• TASK TO COMPLETE: Identify every line in the records below that contains the word "近五年在日本的中国人人口数量", and copy each of those lines.

(Dataset listings of figures)
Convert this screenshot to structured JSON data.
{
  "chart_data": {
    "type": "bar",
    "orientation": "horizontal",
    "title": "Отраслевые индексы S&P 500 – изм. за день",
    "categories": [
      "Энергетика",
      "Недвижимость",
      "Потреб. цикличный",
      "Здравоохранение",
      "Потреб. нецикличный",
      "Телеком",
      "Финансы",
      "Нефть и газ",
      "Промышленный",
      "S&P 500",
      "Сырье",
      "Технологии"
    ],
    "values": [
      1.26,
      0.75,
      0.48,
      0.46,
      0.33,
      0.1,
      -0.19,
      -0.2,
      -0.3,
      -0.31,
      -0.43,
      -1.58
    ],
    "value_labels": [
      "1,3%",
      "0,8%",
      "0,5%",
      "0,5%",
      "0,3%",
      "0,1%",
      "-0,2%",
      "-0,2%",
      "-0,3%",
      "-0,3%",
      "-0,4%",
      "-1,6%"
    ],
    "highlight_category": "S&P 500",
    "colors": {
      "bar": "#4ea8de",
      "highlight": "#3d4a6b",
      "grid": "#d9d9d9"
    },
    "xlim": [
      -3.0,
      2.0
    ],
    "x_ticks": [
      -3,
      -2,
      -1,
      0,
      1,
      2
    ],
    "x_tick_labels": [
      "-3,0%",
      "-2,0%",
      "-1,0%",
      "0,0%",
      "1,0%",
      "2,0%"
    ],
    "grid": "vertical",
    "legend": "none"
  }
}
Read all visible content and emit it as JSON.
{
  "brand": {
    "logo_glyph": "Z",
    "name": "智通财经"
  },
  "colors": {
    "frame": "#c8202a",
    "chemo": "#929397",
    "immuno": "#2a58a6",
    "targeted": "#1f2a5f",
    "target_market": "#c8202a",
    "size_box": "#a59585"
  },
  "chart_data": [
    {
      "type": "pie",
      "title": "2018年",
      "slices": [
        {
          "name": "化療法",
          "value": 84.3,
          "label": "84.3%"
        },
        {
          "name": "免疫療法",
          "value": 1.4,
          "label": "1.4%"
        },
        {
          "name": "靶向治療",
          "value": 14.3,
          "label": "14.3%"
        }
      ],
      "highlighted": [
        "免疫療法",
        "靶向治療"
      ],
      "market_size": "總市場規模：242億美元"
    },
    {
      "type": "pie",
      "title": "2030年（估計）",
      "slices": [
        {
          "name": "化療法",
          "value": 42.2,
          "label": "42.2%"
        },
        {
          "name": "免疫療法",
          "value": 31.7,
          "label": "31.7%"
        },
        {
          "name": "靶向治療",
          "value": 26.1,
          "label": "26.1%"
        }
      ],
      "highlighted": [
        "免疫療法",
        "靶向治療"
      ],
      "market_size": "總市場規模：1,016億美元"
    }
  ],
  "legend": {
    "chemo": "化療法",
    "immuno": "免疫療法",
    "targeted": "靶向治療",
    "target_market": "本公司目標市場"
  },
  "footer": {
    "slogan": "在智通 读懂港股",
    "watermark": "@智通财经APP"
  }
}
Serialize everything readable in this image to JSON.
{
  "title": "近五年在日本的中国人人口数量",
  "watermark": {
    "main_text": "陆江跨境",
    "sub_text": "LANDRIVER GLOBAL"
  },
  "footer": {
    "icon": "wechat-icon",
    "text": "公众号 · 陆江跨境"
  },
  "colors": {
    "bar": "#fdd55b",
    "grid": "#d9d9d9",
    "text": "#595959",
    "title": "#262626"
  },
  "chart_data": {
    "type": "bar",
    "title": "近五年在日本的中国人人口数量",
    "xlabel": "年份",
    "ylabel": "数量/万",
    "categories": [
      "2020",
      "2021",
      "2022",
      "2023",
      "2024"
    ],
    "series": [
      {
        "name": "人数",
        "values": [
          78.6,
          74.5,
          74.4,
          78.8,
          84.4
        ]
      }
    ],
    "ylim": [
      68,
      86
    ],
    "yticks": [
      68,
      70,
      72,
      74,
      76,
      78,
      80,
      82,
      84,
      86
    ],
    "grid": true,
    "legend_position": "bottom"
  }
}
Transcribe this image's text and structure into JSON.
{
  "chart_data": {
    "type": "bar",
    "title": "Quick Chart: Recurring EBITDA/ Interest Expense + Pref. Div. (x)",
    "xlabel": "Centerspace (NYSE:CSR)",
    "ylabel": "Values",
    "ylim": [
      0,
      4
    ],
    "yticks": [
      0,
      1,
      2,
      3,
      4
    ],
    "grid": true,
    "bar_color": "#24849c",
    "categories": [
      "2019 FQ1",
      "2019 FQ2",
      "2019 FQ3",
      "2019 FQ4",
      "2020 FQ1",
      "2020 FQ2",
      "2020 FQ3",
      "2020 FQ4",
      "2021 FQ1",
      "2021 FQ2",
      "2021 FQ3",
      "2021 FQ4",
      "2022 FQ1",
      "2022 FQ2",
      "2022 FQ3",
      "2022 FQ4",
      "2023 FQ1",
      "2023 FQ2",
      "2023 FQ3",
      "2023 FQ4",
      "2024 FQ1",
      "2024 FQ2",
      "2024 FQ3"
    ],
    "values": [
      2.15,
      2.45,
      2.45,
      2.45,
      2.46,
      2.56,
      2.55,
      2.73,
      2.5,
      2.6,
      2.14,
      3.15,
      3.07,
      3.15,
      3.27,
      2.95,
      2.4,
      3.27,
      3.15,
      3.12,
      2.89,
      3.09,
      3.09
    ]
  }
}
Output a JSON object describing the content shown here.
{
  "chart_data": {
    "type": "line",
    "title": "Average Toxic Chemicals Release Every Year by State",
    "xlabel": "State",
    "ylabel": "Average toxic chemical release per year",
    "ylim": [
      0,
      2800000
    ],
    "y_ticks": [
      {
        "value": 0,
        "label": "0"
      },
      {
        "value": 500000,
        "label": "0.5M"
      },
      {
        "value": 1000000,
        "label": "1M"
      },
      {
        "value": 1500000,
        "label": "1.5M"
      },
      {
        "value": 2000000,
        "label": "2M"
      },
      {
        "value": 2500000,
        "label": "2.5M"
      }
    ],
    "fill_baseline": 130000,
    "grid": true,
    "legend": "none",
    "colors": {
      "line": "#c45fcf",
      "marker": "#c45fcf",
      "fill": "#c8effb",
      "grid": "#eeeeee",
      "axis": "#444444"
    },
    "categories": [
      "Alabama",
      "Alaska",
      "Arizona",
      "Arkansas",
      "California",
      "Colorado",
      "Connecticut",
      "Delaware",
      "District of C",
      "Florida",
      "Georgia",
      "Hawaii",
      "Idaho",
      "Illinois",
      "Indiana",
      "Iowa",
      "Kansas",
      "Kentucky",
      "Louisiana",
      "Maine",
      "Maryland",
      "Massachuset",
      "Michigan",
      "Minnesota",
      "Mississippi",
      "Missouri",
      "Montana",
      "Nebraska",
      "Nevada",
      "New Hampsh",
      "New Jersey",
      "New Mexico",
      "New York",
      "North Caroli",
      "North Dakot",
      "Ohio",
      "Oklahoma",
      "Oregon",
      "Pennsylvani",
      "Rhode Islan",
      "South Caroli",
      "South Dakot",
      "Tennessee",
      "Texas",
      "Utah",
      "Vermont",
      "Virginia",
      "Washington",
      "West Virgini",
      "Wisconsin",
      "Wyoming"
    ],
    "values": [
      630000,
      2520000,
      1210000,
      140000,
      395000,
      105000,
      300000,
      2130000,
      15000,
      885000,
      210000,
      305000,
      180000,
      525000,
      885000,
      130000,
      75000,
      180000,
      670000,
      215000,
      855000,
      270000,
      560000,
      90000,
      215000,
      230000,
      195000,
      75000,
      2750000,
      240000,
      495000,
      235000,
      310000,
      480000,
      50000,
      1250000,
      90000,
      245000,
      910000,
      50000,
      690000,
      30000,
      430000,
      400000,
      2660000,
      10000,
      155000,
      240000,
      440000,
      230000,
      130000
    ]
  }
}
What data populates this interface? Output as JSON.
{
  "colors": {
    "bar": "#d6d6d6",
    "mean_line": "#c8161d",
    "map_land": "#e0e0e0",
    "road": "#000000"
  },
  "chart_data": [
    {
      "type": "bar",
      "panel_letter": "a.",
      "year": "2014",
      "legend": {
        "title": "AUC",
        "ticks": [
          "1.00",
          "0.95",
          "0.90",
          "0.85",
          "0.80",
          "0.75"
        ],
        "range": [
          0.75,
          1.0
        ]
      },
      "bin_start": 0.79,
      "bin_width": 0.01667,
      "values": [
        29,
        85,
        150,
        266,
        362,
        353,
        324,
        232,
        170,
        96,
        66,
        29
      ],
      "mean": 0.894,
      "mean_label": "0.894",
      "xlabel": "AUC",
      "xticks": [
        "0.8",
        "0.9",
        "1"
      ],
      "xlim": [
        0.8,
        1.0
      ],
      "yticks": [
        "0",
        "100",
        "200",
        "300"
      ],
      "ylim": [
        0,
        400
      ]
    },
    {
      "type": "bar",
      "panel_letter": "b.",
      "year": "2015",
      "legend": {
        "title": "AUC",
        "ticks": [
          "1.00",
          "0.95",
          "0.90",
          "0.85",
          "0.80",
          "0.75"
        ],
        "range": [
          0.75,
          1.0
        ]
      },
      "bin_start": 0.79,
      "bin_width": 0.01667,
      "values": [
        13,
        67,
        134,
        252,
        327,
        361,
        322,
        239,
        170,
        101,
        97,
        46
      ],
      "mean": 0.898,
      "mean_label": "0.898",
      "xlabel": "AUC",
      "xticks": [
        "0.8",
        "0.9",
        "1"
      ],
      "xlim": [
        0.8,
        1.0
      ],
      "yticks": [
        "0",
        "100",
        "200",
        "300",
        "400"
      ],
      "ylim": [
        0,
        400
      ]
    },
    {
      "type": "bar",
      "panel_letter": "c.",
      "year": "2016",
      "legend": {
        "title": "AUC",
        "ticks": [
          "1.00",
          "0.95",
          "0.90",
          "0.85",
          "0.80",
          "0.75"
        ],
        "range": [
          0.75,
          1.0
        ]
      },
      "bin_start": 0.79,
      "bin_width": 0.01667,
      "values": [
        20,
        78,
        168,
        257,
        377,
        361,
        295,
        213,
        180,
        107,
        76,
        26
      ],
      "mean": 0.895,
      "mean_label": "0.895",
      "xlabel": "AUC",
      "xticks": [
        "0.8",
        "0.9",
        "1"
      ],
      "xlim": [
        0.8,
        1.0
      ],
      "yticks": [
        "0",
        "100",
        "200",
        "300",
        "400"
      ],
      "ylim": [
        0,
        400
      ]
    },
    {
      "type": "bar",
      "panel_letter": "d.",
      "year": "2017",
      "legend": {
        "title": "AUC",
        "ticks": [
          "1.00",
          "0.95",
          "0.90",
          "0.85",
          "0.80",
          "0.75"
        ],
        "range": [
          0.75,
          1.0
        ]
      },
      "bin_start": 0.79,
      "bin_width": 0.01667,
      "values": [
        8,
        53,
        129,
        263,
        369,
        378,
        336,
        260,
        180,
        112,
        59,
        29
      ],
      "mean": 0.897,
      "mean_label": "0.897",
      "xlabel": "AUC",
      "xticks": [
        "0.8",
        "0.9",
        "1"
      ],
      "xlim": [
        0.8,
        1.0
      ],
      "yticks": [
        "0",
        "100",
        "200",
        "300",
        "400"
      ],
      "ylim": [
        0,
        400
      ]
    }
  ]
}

• FINAL RESULT:
  "title": "近五年在日本的中国人人口数量",
    "title": "近五年在日本的中国人人口数量",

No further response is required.